EXERCISE TASK = Keep the wording of each record exactly the same when you repeat it, and leave out pictures.

───── INFORMATION SUPPLIED ─────

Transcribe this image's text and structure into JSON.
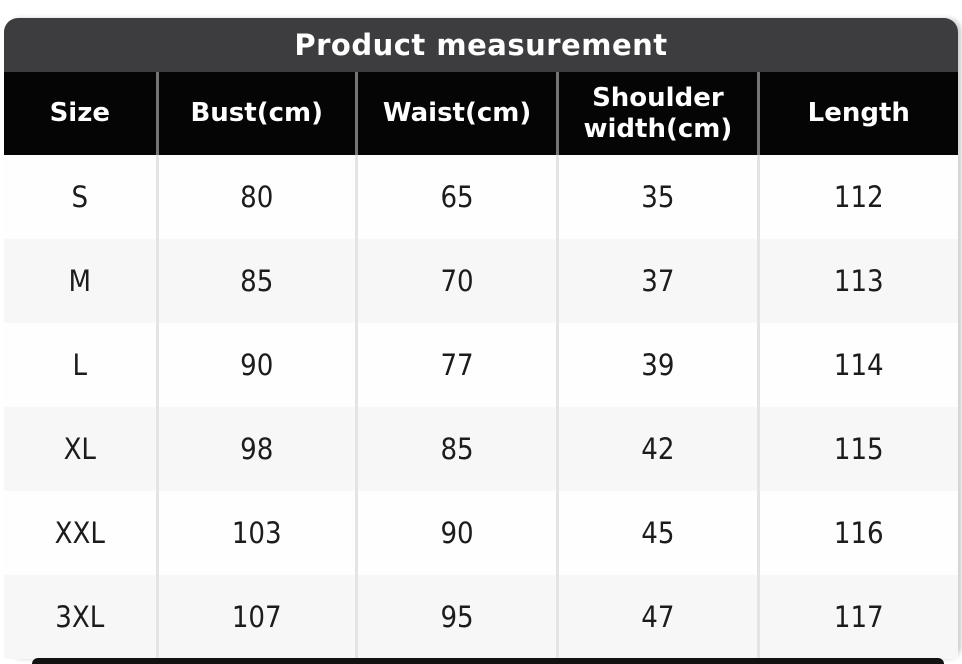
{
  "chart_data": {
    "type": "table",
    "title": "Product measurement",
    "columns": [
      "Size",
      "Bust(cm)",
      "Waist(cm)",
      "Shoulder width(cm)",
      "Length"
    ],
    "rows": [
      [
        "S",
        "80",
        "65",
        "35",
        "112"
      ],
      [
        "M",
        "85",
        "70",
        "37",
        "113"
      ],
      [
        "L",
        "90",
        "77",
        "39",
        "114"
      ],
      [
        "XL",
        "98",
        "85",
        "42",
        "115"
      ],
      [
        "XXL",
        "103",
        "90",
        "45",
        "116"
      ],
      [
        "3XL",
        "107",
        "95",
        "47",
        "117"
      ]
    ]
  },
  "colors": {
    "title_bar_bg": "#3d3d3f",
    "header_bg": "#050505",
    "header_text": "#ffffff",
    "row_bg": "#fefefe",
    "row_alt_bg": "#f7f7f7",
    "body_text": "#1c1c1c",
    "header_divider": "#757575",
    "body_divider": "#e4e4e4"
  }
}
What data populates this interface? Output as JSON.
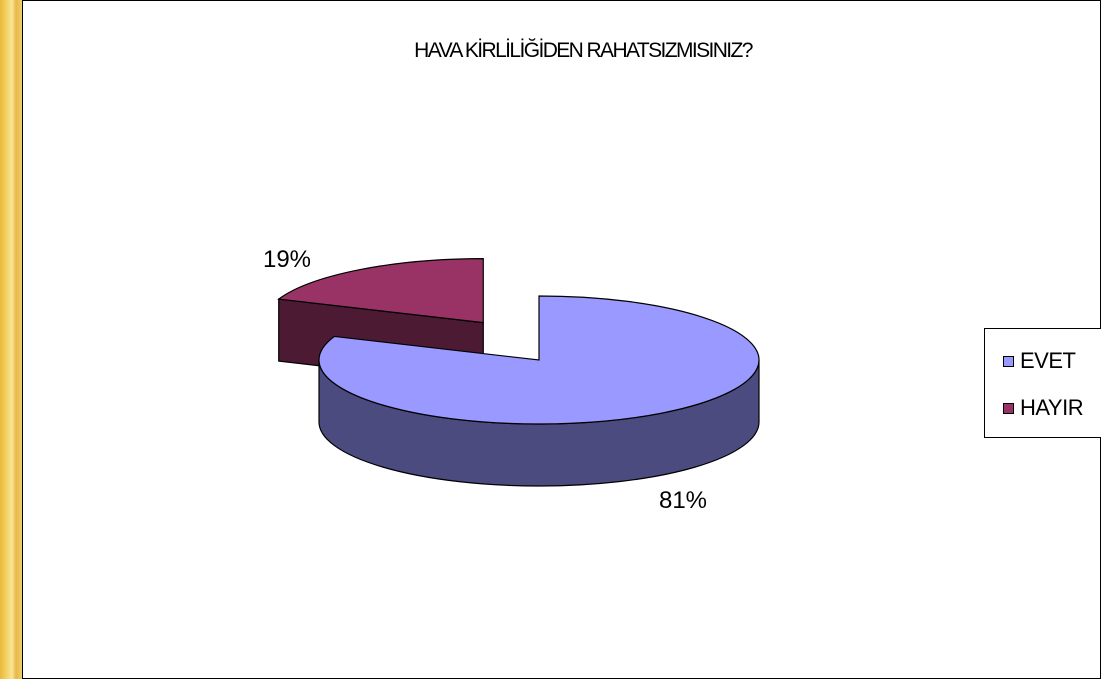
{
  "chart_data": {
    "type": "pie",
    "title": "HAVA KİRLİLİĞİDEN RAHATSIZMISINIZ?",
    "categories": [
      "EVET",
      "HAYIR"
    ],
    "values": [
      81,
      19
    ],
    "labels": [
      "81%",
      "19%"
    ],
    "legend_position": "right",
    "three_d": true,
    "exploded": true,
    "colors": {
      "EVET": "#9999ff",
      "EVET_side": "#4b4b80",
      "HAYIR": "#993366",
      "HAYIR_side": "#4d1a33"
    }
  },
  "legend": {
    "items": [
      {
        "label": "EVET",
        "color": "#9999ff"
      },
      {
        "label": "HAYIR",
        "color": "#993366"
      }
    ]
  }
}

─────

FINISHED TASK =
Transcribe this image's text and structure into JSON.
{
  "chart_data": {
    "type": "table",
    "title": "Product measurement",
    "columns": [
      "Size",
      "Bust(cm)",
      "Waist(cm)",
      "Shoulder width(cm)",
      "Length"
    ],
    "rows": [
      [
        "S",
        "80",
        "65",
        "35",
        "112"
      ],
      [
        "M",
        "85",
        "70",
        "37",
        "113"
      ],
      [
        "L",
        "90",
        "77",
        "39",
        "114"
      ],
      [
        "XL",
        "98",
        "85",
        "42",
        "115"
      ],
      [
        "XXL",
        "103",
        "90",
        "45",
        "116"
      ],
      [
        "3XL",
        "107",
        "95",
        "47",
        "117"
      ]
    ]
  },
  "colors": {
    "title_bar_bg": "#3d3d3f",
    "header_bg": "#050505",
    "header_text": "#ffffff",
    "row_bg": "#fefefe",
    "row_alt_bg": "#f7f7f7",
    "body_text": "#1c1c1c",
    "header_divider": "#757575",
    "body_divider": "#e4e4e4"
  }
}
What data populates this interface? Output as JSON.
{
  "chart_data": {
    "type": "pie",
    "title": "HAVA KİRLİLİĞİDEN RAHATSIZMISINIZ?",
    "categories": [
      "EVET",
      "HAYIR"
    ],
    "values": [
      81,
      19
    ],
    "labels": [
      "81%",
      "19%"
    ],
    "legend_position": "right",
    "three_d": true,
    "exploded": true,
    "colors": {
      "EVET": "#9999ff",
      "EVET_side": "#4b4b80",
      "HAYIR": "#993366",
      "HAYIR_side": "#4d1a33"
    }
  },
  "legend": {
    "items": [
      {
        "label": "EVET",
        "color": "#9999ff"
      },
      {
        "label": "HAYIR",
        "color": "#993366"
      }
    ]
  }
}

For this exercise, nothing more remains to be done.